> **Problem description**
Your task is to transcribe all of the records exactly and leave out the pictures.

> **Supplied records**
++++++

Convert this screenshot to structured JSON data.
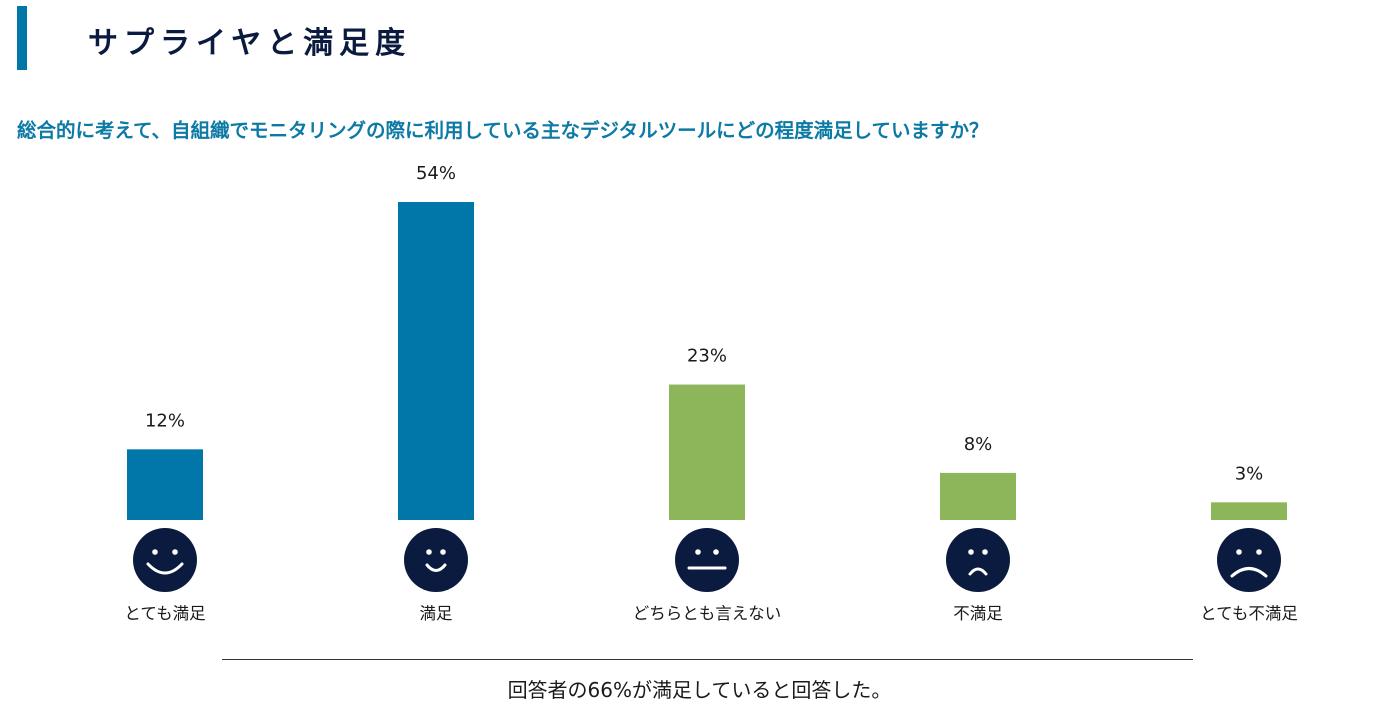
{
  "header": {
    "title": "サプライヤと満足度"
  },
  "question": "総合的に考えて、自組織でモニタリングの際に利用している主なデジタルツールにどの程度満足していますか？",
  "summary": "回答者の66%が満足していると回答した。",
  "colors": {
    "accent": "#0077a8",
    "title": "#0b1b3f",
    "question": "#0d7aa6",
    "satisfied": "#0077a8",
    "neutral_negative": "#8db55a",
    "face": "#0b1b3f"
  },
  "chart_data": {
    "type": "bar",
    "categories": [
      "とても満足",
      "満足",
      "どちらとも言えない",
      "不満足",
      "とても不満足"
    ],
    "values": [
      12,
      54,
      23,
      8,
      3
    ],
    "value_labels": [
      "12%",
      "54%",
      "23%",
      "8%",
      "3%"
    ],
    "bar_colors": [
      "#0077a8",
      "#0077a8",
      "#8db55a",
      "#8db55a",
      "#8db55a"
    ],
    "icons": [
      "very-happy-face-icon",
      "happy-face-icon",
      "neutral-face-icon",
      "sad-face-icon",
      "very-sad-face-icon"
    ],
    "ylim": [
      0,
      54
    ],
    "unit": "%",
    "grid": false
  }
}
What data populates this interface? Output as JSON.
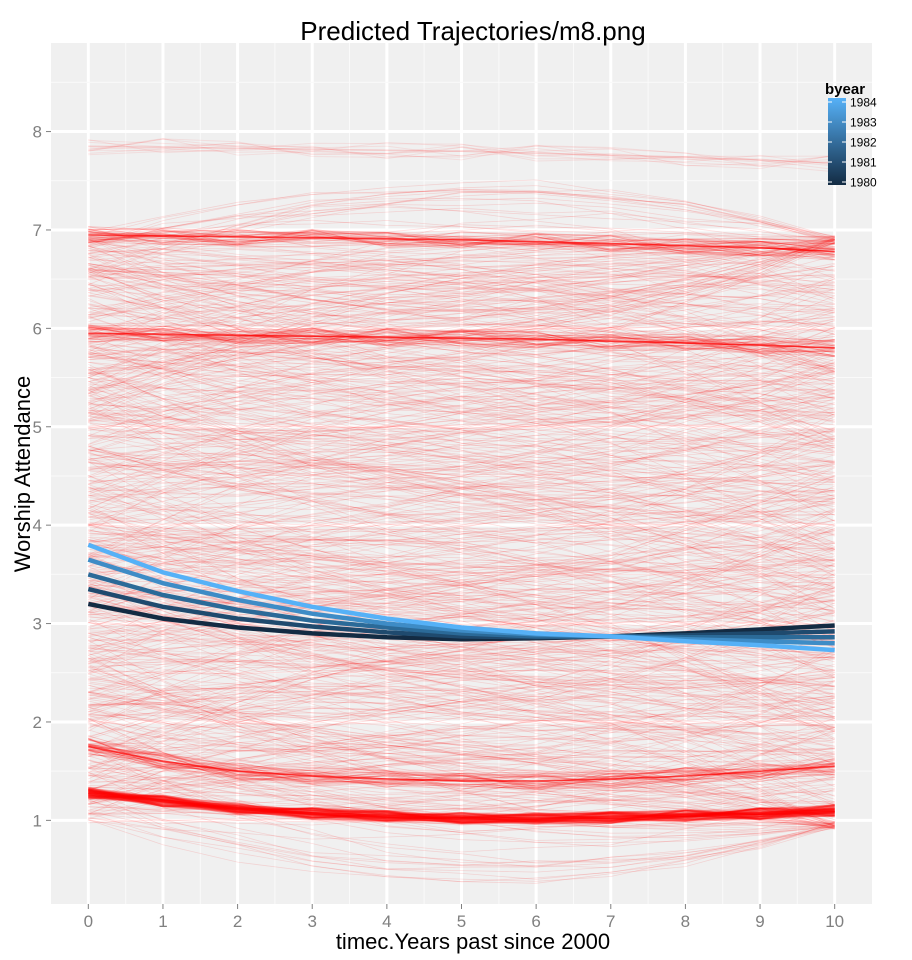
{
  "chart_data": {
    "type": "line",
    "title": "Predicted Trajectories/m8.png",
    "xlabel": "timec.Years past since 2000",
    "ylabel": "Worship Attendance",
    "xlim": [
      -0.5,
      10.5
    ],
    "ylim": [
      0.15,
      8.9
    ],
    "x_ticks": [
      "0",
      "1",
      "2",
      "3",
      "4",
      "5",
      "6",
      "7",
      "8",
      "9",
      "10"
    ],
    "y_ticks": [
      "1",
      "2",
      "3",
      "4",
      "5",
      "6",
      "7",
      "8"
    ],
    "grid": true,
    "legend": {
      "title": "byear",
      "position": "top-right",
      "type": "colorbar",
      "labels": [
        "1984",
        "1983",
        "1982",
        "1981",
        "1980"
      ],
      "range": [
        1980,
        1984
      ],
      "color_low": "#132B43",
      "color_high": "#56B1F7"
    },
    "individual_trajectories": {
      "color": "#FF0000",
      "description_note": "many faint individual predicted trajectories",
      "bands": [
        {
          "values": [
            1.28,
            1.2,
            1.12,
            1.07,
            1.04,
            1.02,
            1.02,
            1.03,
            1.05,
            1.07,
            1.1
          ]
        },
        {
          "values": [
            1.75,
            1.6,
            1.5,
            1.45,
            1.42,
            1.4,
            1.4,
            1.42,
            1.45,
            1.5,
            1.55
          ]
        },
        {
          "values": [
            5.95,
            5.94,
            5.93,
            5.92,
            5.91,
            5.9,
            5.89,
            5.87,
            5.85,
            5.83,
            5.8
          ]
        },
        {
          "values": [
            6.95,
            6.94,
            6.93,
            6.92,
            6.91,
            6.9,
            6.88,
            6.86,
            6.84,
            6.82,
            6.78
          ]
        },
        {
          "values": [
            7.85,
            7.84,
            7.83,
            7.82,
            7.81,
            7.8,
            7.78,
            7.76,
            7.74,
            7.71,
            7.68
          ]
        }
      ]
    },
    "series": [
      {
        "name": "1980",
        "color": "#132B43",
        "x": [
          0,
          1,
          2,
          3,
          4,
          5,
          6,
          7,
          8,
          9,
          10
        ],
        "values": [
          3.2,
          3.05,
          2.96,
          2.9,
          2.86,
          2.84,
          2.85,
          2.87,
          2.9,
          2.94,
          2.98
        ]
      },
      {
        "name": "1981",
        "color": "#1F4A6E",
        "x": [
          0,
          1,
          2,
          3,
          4,
          5,
          6,
          7,
          8,
          9,
          10
        ],
        "values": [
          3.35,
          3.17,
          3.05,
          2.97,
          2.91,
          2.87,
          2.86,
          2.87,
          2.88,
          2.9,
          2.92
        ]
      },
      {
        "name": "1982",
        "color": "#2B6A98",
        "x": [
          0,
          1,
          2,
          3,
          4,
          5,
          6,
          7,
          8,
          9,
          10
        ],
        "values": [
          3.5,
          3.29,
          3.14,
          3.03,
          2.96,
          2.9,
          2.87,
          2.87,
          2.86,
          2.86,
          2.86
        ]
      },
      {
        "name": "1983",
        "color": "#3E8CC6",
        "x": [
          0,
          1,
          2,
          3,
          4,
          5,
          6,
          7,
          8,
          9,
          10
        ],
        "values": [
          3.65,
          3.41,
          3.24,
          3.1,
          3.0,
          2.93,
          2.89,
          2.87,
          2.84,
          2.82,
          2.8
        ]
      },
      {
        "name": "1984",
        "color": "#56B1F7",
        "x": [
          0,
          1,
          2,
          3,
          4,
          5,
          6,
          7,
          8,
          9,
          10
        ],
        "values": [
          3.8,
          3.52,
          3.33,
          3.17,
          3.05,
          2.96,
          2.9,
          2.87,
          2.82,
          2.78,
          2.73
        ]
      }
    ]
  }
}
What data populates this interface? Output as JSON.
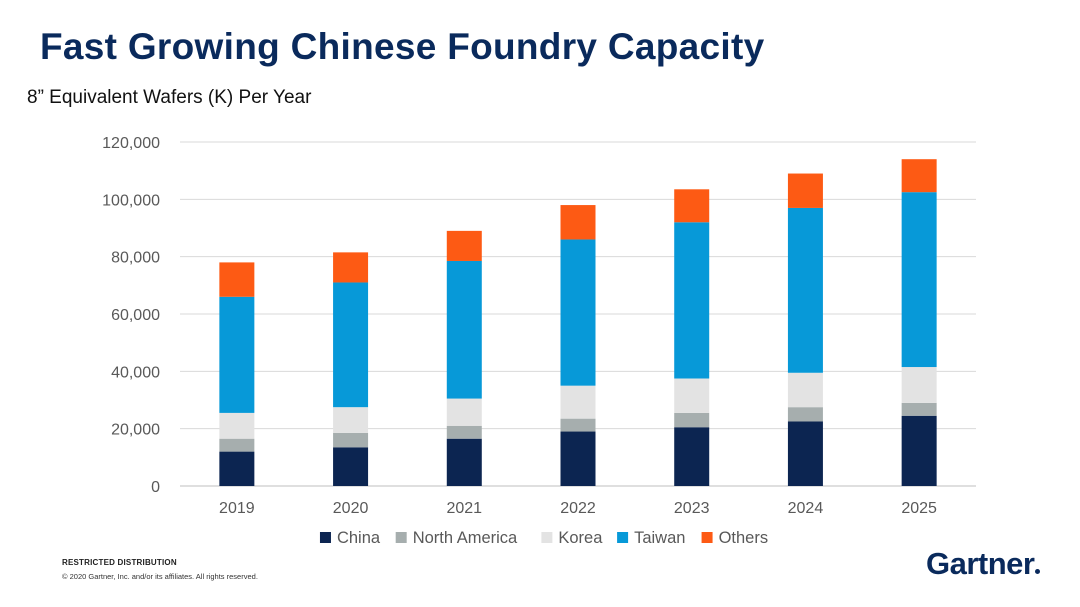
{
  "title": "Fast Growing Chinese Foundry Capacity",
  "subtitle": "8” Equivalent Wafers (K) Per Year",
  "footer": {
    "restricted": "RESTRICTED DISTRIBUTION",
    "copyright": "© 2020 Gartner, Inc. and/or its affiliates. All rights reserved."
  },
  "logo": "Gartner",
  "chart_data": {
    "type": "bar",
    "stacked": true,
    "title": "",
    "xlabel": "",
    "ylabel": "",
    "categories": [
      "2019",
      "2020",
      "2021",
      "2022",
      "2023",
      "2024",
      "2025"
    ],
    "ylim": [
      0,
      120000
    ],
    "yticks": [
      0,
      20000,
      40000,
      60000,
      80000,
      100000,
      120000
    ],
    "ytick_labels": [
      "0",
      "20,000",
      "40,000",
      "60,000",
      "80,000",
      "100,000",
      "120,000"
    ],
    "grid": true,
    "legend_position": "bottom",
    "series": [
      {
        "name": "China",
        "color": "#0c2551",
        "values": [
          12000,
          13500,
          16500,
          19000,
          20500,
          22500,
          24500
        ]
      },
      {
        "name": "North America",
        "color": "#a6aeae",
        "values": [
          4500,
          5000,
          4500,
          4500,
          5000,
          5000,
          4500
        ]
      },
      {
        "name": "Korea",
        "color": "#e3e3e3",
        "values": [
          9000,
          9000,
          9500,
          11500,
          12000,
          12000,
          12500
        ]
      },
      {
        "name": "Taiwan",
        "color": "#0799d8",
        "values": [
          40500,
          43500,
          48000,
          51000,
          54500,
          57500,
          61000
        ]
      },
      {
        "name": "Others",
        "color": "#fd5a14",
        "values": [
          12000,
          10500,
          10500,
          12000,
          11500,
          12000,
          11500
        ]
      }
    ]
  }
}
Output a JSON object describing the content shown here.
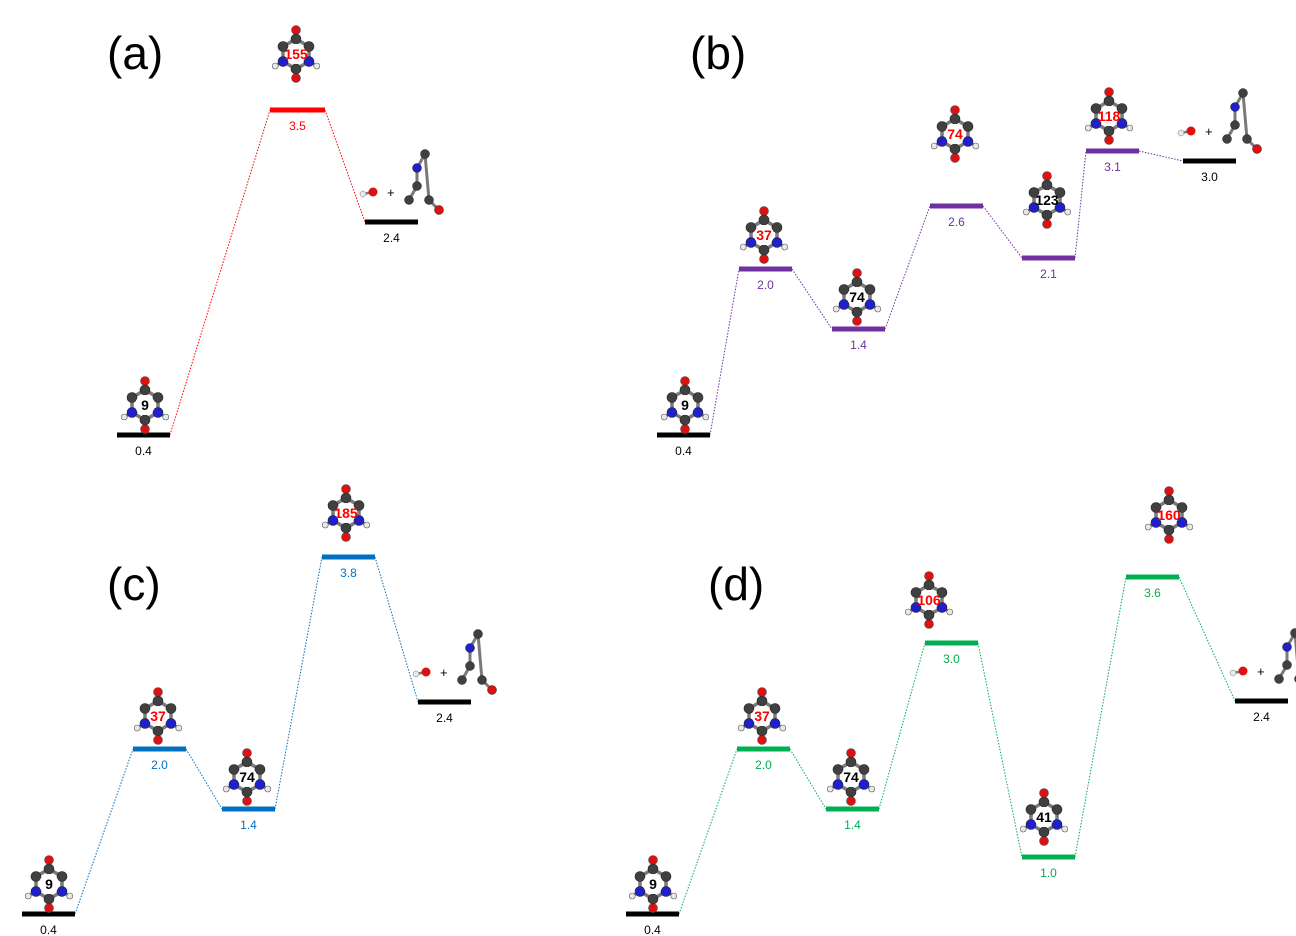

++++++

> **Exercise solution**
Convert this screenshot to structured JSON data.
{
  "header": {
    "title": "サプライヤと満足度"
  },
  "question": "総合的に考えて、自組織でモニタリングの際に利用している主なデジタルツールにどの程度満足していますか？",
  "summary": "回答者の66%が満足していると回答した。",
  "colors": {
    "accent": "#0077a8",
    "title": "#0b1b3f",
    "question": "#0d7aa6",
    "satisfied": "#0077a8",
    "neutral_negative": "#8db55a",
    "face": "#0b1b3f"
  },
  "chart_data": {
    "type": "bar",
    "categories": [
      "とても満足",
      "満足",
      "どちらとも言えない",
      "不満足",
      "とても不満足"
    ],
    "values": [
      12,
      54,
      23,
      8,
      3
    ],
    "value_labels": [
      "12%",
      "54%",
      "23%",
      "8%",
      "3%"
    ],
    "bar_colors": [
      "#0077a8",
      "#0077a8",
      "#8db55a",
      "#8db55a",
      "#8db55a"
    ],
    "icons": [
      "very-happy-face-icon",
      "happy-face-icon",
      "neutral-face-icon",
      "sad-face-icon",
      "very-sad-face-icon"
    ],
    "ylim": [
      0,
      54
    ],
    "unit": "%",
    "grid": false
  }
}
What data populates this interface? Output as JSON.
{
  "chart_data": {
    "type": "line",
    "title": "Predicted Trajectories/m8.png",
    "xlabel": "timec.Years past since 2000",
    "ylabel": "Worship Attendance",
    "xlim": [
      -0.5,
      10.5
    ],
    "ylim": [
      0.15,
      8.9
    ],
    "x_ticks": [
      "0",
      "1",
      "2",
      "3",
      "4",
      "5",
      "6",
      "7",
      "8",
      "9",
      "10"
    ],
    "y_ticks": [
      "1",
      "2",
      "3",
      "4",
      "5",
      "6",
      "7",
      "8"
    ],
    "grid": true,
    "legend": {
      "title": "byear",
      "position": "top-right",
      "type": "colorbar",
      "labels": [
        "1984",
        "1983",
        "1982",
        "1981",
        "1980"
      ],
      "range": [
        1980,
        1984
      ],
      "color_low": "#132B43",
      "color_high": "#56B1F7"
    },
    "individual_trajectories": {
      "color": "#FF0000",
      "description_note": "many faint individual predicted trajectories",
      "bands": [
        {
          "values": [
            1.28,
            1.2,
            1.12,
            1.07,
            1.04,
            1.02,
            1.02,
            1.03,
            1.05,
            1.07,
            1.1
          ]
        },
        {
          "values": [
            1.75,
            1.6,
            1.5,
            1.45,
            1.42,
            1.4,
            1.4,
            1.42,
            1.45,
            1.5,
            1.55
          ]
        },
        {
          "values": [
            5.95,
            5.94,
            5.93,
            5.92,
            5.91,
            5.9,
            5.89,
            5.87,
            5.85,
            5.83,
            5.8
          ]
        },
        {
          "values": [
            6.95,
            6.94,
            6.93,
            6.92,
            6.91,
            6.9,
            6.88,
            6.86,
            6.84,
            6.82,
            6.78
          ]
        },
        {
          "values": [
            7.85,
            7.84,
            7.83,
            7.82,
            7.81,
            7.8,
            7.78,
            7.76,
            7.74,
            7.71,
            7.68
          ]
        }
      ]
    },
    "series": [
      {
        "name": "1980",
        "color": "#132B43",
        "x": [
          0,
          1,
          2,
          3,
          4,
          5,
          6,
          7,
          8,
          9,
          10
        ],
        "values": [
          3.2,
          3.05,
          2.96,
          2.9,
          2.86,
          2.84,
          2.85,
          2.87,
          2.9,
          2.94,
          2.98
        ]
      },
      {
        "name": "1981",
        "color": "#1F4A6E",
        "x": [
          0,
          1,
          2,
          3,
          4,
          5,
          6,
          7,
          8,
          9,
          10
        ],
        "values": [
          3.35,
          3.17,
          3.05,
          2.97,
          2.91,
          2.87,
          2.86,
          2.87,
          2.88,
          2.9,
          2.92
        ]
      },
      {
        "name": "1982",
        "color": "#2B6A98",
        "x": [
          0,
          1,
          2,
          3,
          4,
          5,
          6,
          7,
          8,
          9,
          10
        ],
        "values": [
          3.5,
          3.29,
          3.14,
          3.03,
          2.96,
          2.9,
          2.87,
          2.87,
          2.86,
          2.86,
          2.86
        ]
      },
      {
        "name": "1983",
        "color": "#3E8CC6",
        "x": [
          0,
          1,
          2,
          3,
          4,
          5,
          6,
          7,
          8,
          9,
          10
        ],
        "values": [
          3.65,
          3.41,
          3.24,
          3.1,
          3.0,
          2.93,
          2.89,
          2.87,
          2.84,
          2.82,
          2.8
        ]
      },
      {
        "name": "1984",
        "color": "#56B1F7",
        "x": [
          0,
          1,
          2,
          3,
          4,
          5,
          6,
          7,
          8,
          9,
          10
        ],
        "values": [
          3.8,
          3.52,
          3.33,
          3.17,
          3.05,
          2.96,
          2.9,
          2.87,
          2.82,
          2.78,
          2.73
        ]
      }
    ]
  }
}
What data populates this interface? Output as JSON.
{
  "title": "Fast Growing Chinese Foundry Capacity",
  "subtitle": "8” Equivalent Wafers (K) Per Year",
  "footer": {
    "restricted": "RESTRICTED DISTRIBUTION",
    "copyright": "© 2020 Gartner, Inc. and/or its affiliates. All rights reserved."
  },
  "logo": "Gartner",
  "chart_data": {
    "type": "bar",
    "stacked": true,
    "title": "",
    "xlabel": "",
    "ylabel": "",
    "categories": [
      "2019",
      "2020",
      "2021",
      "2022",
      "2023",
      "2024",
      "2025"
    ],
    "ylim": [
      0,
      120000
    ],
    "yticks": [
      0,
      20000,
      40000,
      60000,
      80000,
      100000,
      120000
    ],
    "ytick_labels": [
      "0",
      "20,000",
      "40,000",
      "60,000",
      "80,000",
      "100,000",
      "120,000"
    ],
    "grid": true,
    "legend_position": "bottom",
    "series": [
      {
        "name": "China",
        "color": "#0c2551",
        "values": [
          12000,
          13500,
          16500,
          19000,
          20500,
          22500,
          24500
        ]
      },
      {
        "name": "North America",
        "color": "#a6aeae",
        "values": [
          4500,
          5000,
          4500,
          4500,
          5000,
          5000,
          4500
        ]
      },
      {
        "name": "Korea",
        "color": "#e3e3e3",
        "values": [
          9000,
          9000,
          9500,
          11500,
          12000,
          12000,
          12500
        ]
      },
      {
        "name": "Taiwan",
        "color": "#0799d8",
        "values": [
          40500,
          43500,
          48000,
          51000,
          54500,
          57500,
          61000
        ]
      },
      {
        "name": "Others",
        "color": "#fd5a14",
        "values": [
          12000,
          10500,
          10500,
          12000,
          11500,
          12000,
          11500
        ]
      }
    ]
  }
}
Output a JSON object describing the content shown here.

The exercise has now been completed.